(Dataset items)
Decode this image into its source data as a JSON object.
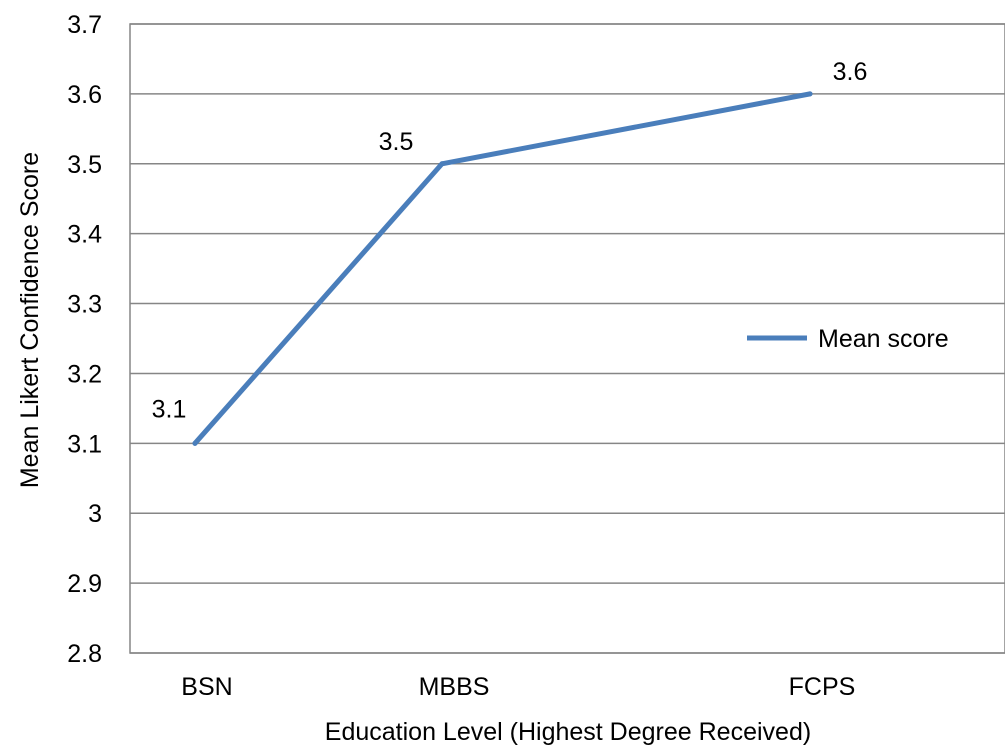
{
  "chart_data": {
    "type": "line",
    "title": "",
    "xlabel": "Education Level (Highest Degree Received)",
    "ylabel": "Mean Likert Confidence Score",
    "categories": [
      "BSN",
      "MBBS",
      "FCPS"
    ],
    "series": [
      {
        "name": "Mean score",
        "values": [
          3.1,
          3.5,
          3.6
        ],
        "data_labels": [
          "3.1",
          "3.5",
          "3.6"
        ],
        "color": "#4a7ebb"
      }
    ],
    "ylim": [
      2.8,
      3.7
    ],
    "yticks": [
      "2.8",
      "2.9",
      "3",
      "3.1",
      "3.2",
      "3.3",
      "3.4",
      "3.5",
      "3.6",
      "3.7"
    ],
    "grid": true,
    "legend_position": "right",
    "colors": {
      "gridline": "#868686",
      "plot_border": "#868686"
    }
  }
}
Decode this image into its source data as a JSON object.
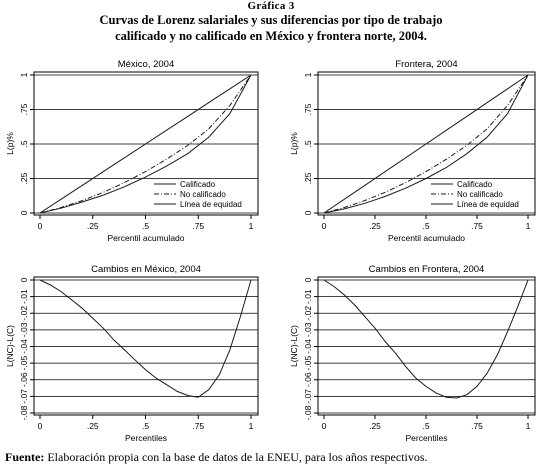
{
  "figure": {
    "label": "Gráfica 3",
    "title_line1": "Curvas de Lorenz salariales y sus diferencias por tipo de trabajo",
    "title_line2": "calificado y no calificado en México y frontera norte, 2004.",
    "source_bold": "Fuente:",
    "source_text": " Elaboración propia con la base de datos de la ENEU, para los años respectivos."
  },
  "chart_data": [
    {
      "type": "line",
      "title": "México, 2004",
      "xlabel": "Percentil acumulado",
      "ylabel": "L(p)%",
      "xlim": [
        0,
        1
      ],
      "ylim": [
        0,
        1
      ],
      "xticks": [
        "0",
        ".25",
        ".5",
        ".75",
        "1"
      ],
      "yticks": [
        "0",
        ".25",
        ".5",
        ".75",
        "1"
      ],
      "grid": "horizontal",
      "legend_position": "bottom-right",
      "x": [
        0,
        0.1,
        0.2,
        0.3,
        0.4,
        0.5,
        0.6,
        0.7,
        0.8,
        0.9,
        1.0
      ],
      "series": [
        {
          "name": "Calificado",
          "style": "solid",
          "values": [
            0,
            0.035,
            0.08,
            0.13,
            0.19,
            0.26,
            0.34,
            0.43,
            0.55,
            0.72,
            1.0
          ]
        },
        {
          "name": "No calificado",
          "style": "dashdot",
          "values": [
            0,
            0.04,
            0.09,
            0.15,
            0.22,
            0.3,
            0.39,
            0.49,
            0.61,
            0.78,
            1.0
          ]
        },
        {
          "name": "Línea de equidad",
          "style": "solid",
          "values": [
            0,
            0.1,
            0.2,
            0.3,
            0.4,
            0.5,
            0.6,
            0.7,
            0.8,
            0.9,
            1.0
          ]
        }
      ]
    },
    {
      "type": "line",
      "title": "Frontera, 2004",
      "xlabel": "Percentil acumulado",
      "ylabel": "L(p)%",
      "xlim": [
        0,
        1
      ],
      "ylim": [
        0,
        1
      ],
      "xticks": [
        "0",
        ".25",
        ".5",
        ".75",
        "1"
      ],
      "yticks": [
        "0",
        ".25",
        ".5",
        ".75",
        "1"
      ],
      "grid": "horizontal",
      "legend_position": "bottom-right",
      "x": [
        0,
        0.1,
        0.2,
        0.3,
        0.4,
        0.5,
        0.6,
        0.7,
        0.8,
        0.9,
        1.0
      ],
      "series": [
        {
          "name": "Calificado",
          "style": "solid",
          "values": [
            0,
            0.03,
            0.07,
            0.12,
            0.18,
            0.25,
            0.33,
            0.43,
            0.55,
            0.72,
            1.0
          ]
        },
        {
          "name": "No calificado",
          "style": "dashdot",
          "values": [
            0,
            0.04,
            0.09,
            0.15,
            0.22,
            0.3,
            0.39,
            0.49,
            0.61,
            0.78,
            1.0
          ]
        },
        {
          "name": "Línea de equidad",
          "style": "solid",
          "values": [
            0,
            0.1,
            0.2,
            0.3,
            0.4,
            0.5,
            0.6,
            0.7,
            0.8,
            0.9,
            1.0
          ]
        }
      ]
    },
    {
      "type": "line",
      "title": "Cambios en México, 2004",
      "xlabel": "Percentiles",
      "ylabel": "L(NC)-L(C)",
      "xlim": [
        0,
        1
      ],
      "ylim": [
        -0.08,
        0
      ],
      "xticks": [
        "0",
        ".25",
        ".5",
        ".75",
        "1"
      ],
      "yticks": [
        "-.08",
        "-.07",
        "-.06",
        "-.05",
        "-.04",
        "-.03",
        "-.02",
        "-.01",
        "0"
      ],
      "grid": "horizontal",
      "x": [
        0,
        0.05,
        0.1,
        0.15,
        0.2,
        0.25,
        0.3,
        0.35,
        0.4,
        0.45,
        0.5,
        0.55,
        0.6,
        0.65,
        0.7,
        0.75,
        0.8,
        0.85,
        0.9,
        0.95,
        1.0
      ],
      "series": [
        {
          "name": "",
          "style": "solid",
          "values": [
            0,
            -0.003,
            -0.007,
            -0.012,
            -0.017,
            -0.023,
            -0.029,
            -0.036,
            -0.042,
            -0.048,
            -0.054,
            -0.059,
            -0.063,
            -0.067,
            -0.0695,
            -0.0705,
            -0.066,
            -0.057,
            -0.042,
            -0.022,
            0
          ]
        }
      ]
    },
    {
      "type": "line",
      "title": "Cambios en Frontera, 2004",
      "xlabel": "Percentiles",
      "ylabel": "L(NC)-L(C)",
      "xlim": [
        0,
        1
      ],
      "ylim": [
        -0.08,
        0
      ],
      "xticks": [
        "0",
        ".25",
        ".5",
        ".75",
        "1"
      ],
      "yticks": [
        "-.08",
        "-.07",
        "-.06",
        "-.05",
        "-.04",
        "-.03",
        "-.02",
        "-.01",
        "0"
      ],
      "grid": "horizontal",
      "x": [
        0,
        0.05,
        0.1,
        0.15,
        0.2,
        0.25,
        0.3,
        0.35,
        0.4,
        0.45,
        0.5,
        0.55,
        0.6,
        0.65,
        0.7,
        0.75,
        0.8,
        0.85,
        0.9,
        0.95,
        1.0
      ],
      "series": [
        {
          "name": "",
          "style": "solid",
          "values": [
            0,
            -0.004,
            -0.009,
            -0.015,
            -0.022,
            -0.029,
            -0.037,
            -0.044,
            -0.052,
            -0.059,
            -0.064,
            -0.068,
            -0.0705,
            -0.071,
            -0.069,
            -0.064,
            -0.056,
            -0.045,
            -0.031,
            -0.016,
            0
          ]
        }
      ]
    }
  ]
}
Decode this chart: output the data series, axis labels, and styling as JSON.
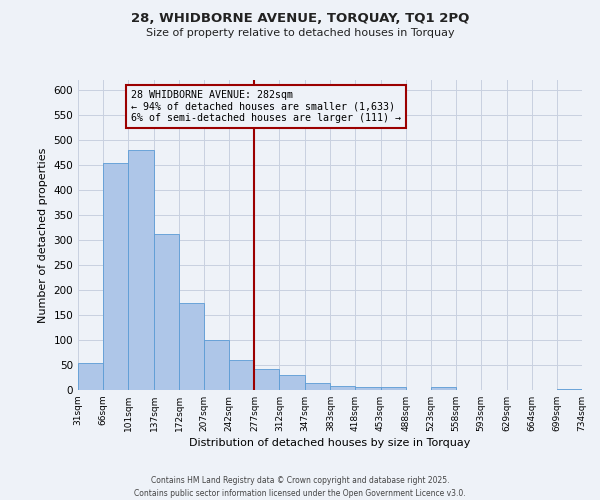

*To be done*. Leaving the pictures aside, transcribe the entire listing exactly.

*Answer to this task*.
Decode this image into its source data as a JSON object.
{
  "chart_data": {
    "type": "line",
    "title": "",
    "xlabel": "Education Level (Highest Degree Received)",
    "ylabel": "Mean Likert Confidence Score",
    "categories": [
      "BSN",
      "MBBS",
      "FCPS"
    ],
    "series": [
      {
        "name": "Mean score",
        "values": [
          3.1,
          3.5,
          3.6
        ],
        "data_labels": [
          "3.1",
          "3.5",
          "3.6"
        ],
        "color": "#4a7ebb"
      }
    ],
    "ylim": [
      2.8,
      3.7
    ],
    "yticks": [
      "2.8",
      "2.9",
      "3",
      "3.1",
      "3.2",
      "3.3",
      "3.4",
      "3.5",
      "3.6",
      "3.7"
    ],
    "grid": true,
    "legend_position": "right",
    "colors": {
      "gridline": "#868686",
      "plot_border": "#868686"
    }
  }
}
Decode this image into its source data as a JSON object.
{
  "figure": {
    "label": "Gráfica 3",
    "title_line1": "Curvas de Lorenz salariales y sus diferencias por tipo de trabajo",
    "title_line2": "calificado y no calificado en México y frontera norte, 2004.",
    "source_bold": "Fuente:",
    "source_text": " Elaboración propia con la base de datos de la ENEU, para los años respectivos."
  },
  "chart_data": [
    {
      "type": "line",
      "title": "México, 2004",
      "xlabel": "Percentil acumulado",
      "ylabel": "L(p)%",
      "xlim": [
        0,
        1
      ],
      "ylim": [
        0,
        1
      ],
      "xticks": [
        "0",
        ".25",
        ".5",
        ".75",
        "1"
      ],
      "yticks": [
        "0",
        ".25",
        ".5",
        ".75",
        "1"
      ],
      "grid": "horizontal",
      "legend_position": "bottom-right",
      "x": [
        0,
        0.1,
        0.2,
        0.3,
        0.4,
        0.5,
        0.6,
        0.7,
        0.8,
        0.9,
        1.0
      ],
      "series": [
        {
          "name": "Calificado",
          "style": "solid",
          "values": [
            0,
            0.035,
            0.08,
            0.13,
            0.19,
            0.26,
            0.34,
            0.43,
            0.55,
            0.72,
            1.0
          ]
        },
        {
          "name": "No calificado",
          "style": "dashdot",
          "values": [
            0,
            0.04,
            0.09,
            0.15,
            0.22,
            0.3,
            0.39,
            0.49,
            0.61,
            0.78,
            1.0
          ]
        },
        {
          "name": "Línea de equidad",
          "style": "solid",
          "values": [
            0,
            0.1,
            0.2,
            0.3,
            0.4,
            0.5,
            0.6,
            0.7,
            0.8,
            0.9,
            1.0
          ]
        }
      ]
    },
    {
      "type": "line",
      "title": "Frontera, 2004",
      "xlabel": "Percentil acumulado",
      "ylabel": "L(p)%",
      "xlim": [
        0,
        1
      ],
      "ylim": [
        0,
        1
      ],
      "xticks": [
        "0",
        ".25",
        ".5",
        ".75",
        "1"
      ],
      "yticks": [
        "0",
        ".25",
        ".5",
        ".75",
        "1"
      ],
      "grid": "horizontal",
      "legend_position": "bottom-right",
      "x": [
        0,
        0.1,
        0.2,
        0.3,
        0.4,
        0.5,
        0.6,
        0.7,
        0.8,
        0.9,
        1.0
      ],
      "series": [
        {
          "name": "Calificado",
          "style": "solid",
          "values": [
            0,
            0.03,
            0.07,
            0.12,
            0.18,
            0.25,
            0.33,
            0.43,
            0.55,
            0.72,
            1.0
          ]
        },
        {
          "name": "No calificado",
          "style": "dashdot",
          "values": [
            0,
            0.04,
            0.09,
            0.15,
            0.22,
            0.3,
            0.39,
            0.49,
            0.61,
            0.78,
            1.0
          ]
        },
        {
          "name": "Línea de equidad",
          "style": "solid",
          "values": [
            0,
            0.1,
            0.2,
            0.3,
            0.4,
            0.5,
            0.6,
            0.7,
            0.8,
            0.9,
            1.0
          ]
        }
      ]
    },
    {
      "type": "line",
      "title": "Cambios en México, 2004",
      "xlabel": "Percentiles",
      "ylabel": "L(NC)-L(C)",
      "xlim": [
        0,
        1
      ],
      "ylim": [
        -0.08,
        0
      ],
      "xticks": [
        "0",
        ".25",
        ".5",
        ".75",
        "1"
      ],
      "yticks": [
        "-.08",
        "-.07",
        "-.06",
        "-.05",
        "-.04",
        "-.03",
        "-.02",
        "-.01",
        "0"
      ],
      "grid": "horizontal",
      "x": [
        0,
        0.05,
        0.1,
        0.15,
        0.2,
        0.25,
        0.3,
        0.35,
        0.4,
        0.45,
        0.5,
        0.55,
        0.6,
        0.65,
        0.7,
        0.75,
        0.8,
        0.85,
        0.9,
        0.95,
        1.0
      ],
      "series": [
        {
          "name": "",
          "style": "solid",
          "values": [
            0,
            -0.003,
            -0.007,
            -0.012,
            -0.017,
            -0.023,
            -0.029,
            -0.036,
            -0.042,
            -0.048,
            -0.054,
            -0.059,
            -0.063,
            -0.067,
            -0.0695,
            -0.0705,
            -0.066,
            -0.057,
            -0.042,
            -0.022,
            0
          ]
        }
      ]
    },
    {
      "type": "line",
      "title": "Cambios en Frontera, 2004",
      "xlabel": "Percentiles",
      "ylabel": "L(NC)-L(C)",
      "xlim": [
        0,
        1
      ],
      "ylim": [
        -0.08,
        0
      ],
      "xticks": [
        "0",
        ".25",
        ".5",
        ".75",
        "1"
      ],
      "yticks": [
        "-.08",
        "-.07",
        "-.06",
        "-.05",
        "-.04",
        "-.03",
        "-.02",
        "-.01",
        "0"
      ],
      "grid": "horizontal",
      "x": [
        0,
        0.05,
        0.1,
        0.15,
        0.2,
        0.25,
        0.3,
        0.35,
        0.4,
        0.45,
        0.5,
        0.55,
        0.6,
        0.65,
        0.7,
        0.75,
        0.8,
        0.85,
        0.9,
        0.95,
        1.0
      ],
      "series": [
        {
          "name": "",
          "style": "solid",
          "values": [
            0,
            -0.004,
            -0.009,
            -0.015,
            -0.022,
            -0.029,
            -0.037,
            -0.044,
            -0.052,
            -0.059,
            -0.064,
            -0.068,
            -0.0705,
            -0.071,
            -0.069,
            -0.064,
            -0.056,
            -0.045,
            -0.031,
            -0.016,
            0
          ]
        }
      ]
    }
  ]
}
Decode this chart: output the data series, axis labels, and styling as JSON.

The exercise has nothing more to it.